→ **DIRECTION**: Would it be possible to write out each entry below exactly, without the pictures?

→ **DATA FOR THIS TASK**:
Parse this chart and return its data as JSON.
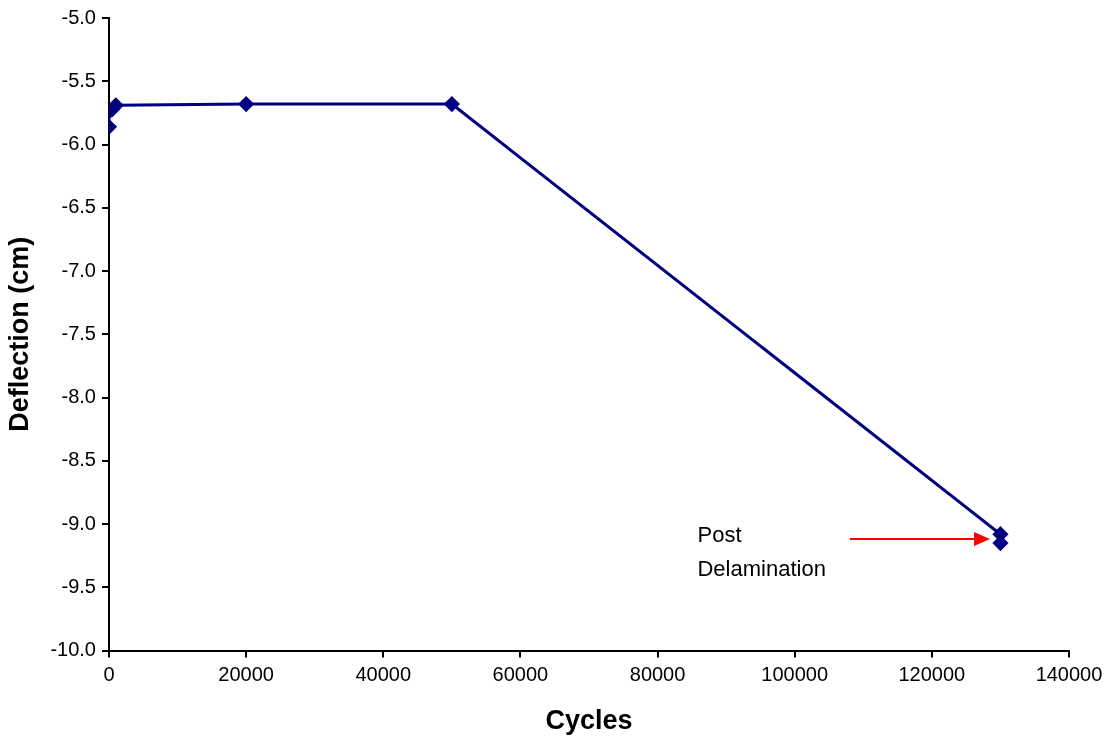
{
  "chart_data": {
    "type": "line",
    "xlabel": "Cycles",
    "ylabel": "Deflection (cm)",
    "x": [
      0,
      0,
      500,
      1000,
      20000,
      50000,
      130000,
      130000
    ],
    "series": [
      {
        "color": "#000080",
        "values": [
          -5.86,
          -5.74,
          -5.72,
          -5.69,
          -5.68,
          -5.68,
          -9.08,
          -9.15
        ]
      }
    ],
    "xlim": [
      0,
      140000
    ],
    "xticks": [
      0,
      20000,
      40000,
      60000,
      80000,
      100000,
      120000,
      140000
    ],
    "ylim": [
      -10,
      -5
    ],
    "yticks": [
      {
        "value": -10,
        "label": "-10.0"
      },
      {
        "value": -9.5,
        "label": "-9.5"
      },
      {
        "value": -9,
        "label": "-9.0"
      },
      {
        "value": -8.5,
        "label": "-8.5"
      },
      {
        "value": -8,
        "label": "-8.0"
      },
      {
        "value": -7.5,
        "label": "-7.5"
      },
      {
        "value": -7,
        "label": "-7.0"
      },
      {
        "value": -6.5,
        "label": "-6.5"
      },
      {
        "value": -6,
        "label": "-6.0"
      },
      {
        "value": -5.5,
        "label": "-5.5"
      },
      {
        "value": -5,
        "label": "-5.0"
      }
    ],
    "grid": false,
    "legend": false,
    "marker": "diamond",
    "line_style": "solid",
    "annotations": [
      "Post Delamination"
    ]
  }
}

→ **TASK ANSWER**:
Parse this chart and return its data as JSON.
{
  "chart_data": {
    "type": "line",
    "xlabel": "Cycles",
    "ylabel": "Deflection (cm)",
    "x": [
      0,
      0,
      500,
      1000,
      20000,
      50000,
      130000,
      130000
    ],
    "series": [
      {
        "color": "#000080",
        "values": [
          -5.86,
          -5.74,
          -5.72,
          -5.69,
          -5.68,
          -5.68,
          -9.08,
          -9.15
        ]
      }
    ],
    "xlim": [
      0,
      140000
    ],
    "xticks": [
      0,
      20000,
      40000,
      60000,
      80000,
      100000,
      120000,
      140000
    ],
    "ylim": [
      -10,
      -5
    ],
    "yticks": [
      {
        "value": -10,
        "label": "-10.0"
      },
      {
        "value": -9.5,
        "label": "-9.5"
      },
      {
        "value": -9,
        "label": "-9.0"
      },
      {
        "value": -8.5,
        "label": "-8.5"
      },
      {
        "value": -8,
        "label": "-8.0"
      },
      {
        "value": -7.5,
        "label": "-7.5"
      },
      {
        "value": -7,
        "label": "-7.0"
      },
      {
        "value": -6.5,
        "label": "-6.5"
      },
      {
        "value": -6,
        "label": "-6.0"
      },
      {
        "value": -5.5,
        "label": "-5.5"
      },
      {
        "value": -5,
        "label": "-5.0"
      }
    ],
    "grid": false,
    "legend": false,
    "marker": "diamond",
    "line_style": "solid",
    "annotations": [
      "Post Delamination"
    ]
  }
}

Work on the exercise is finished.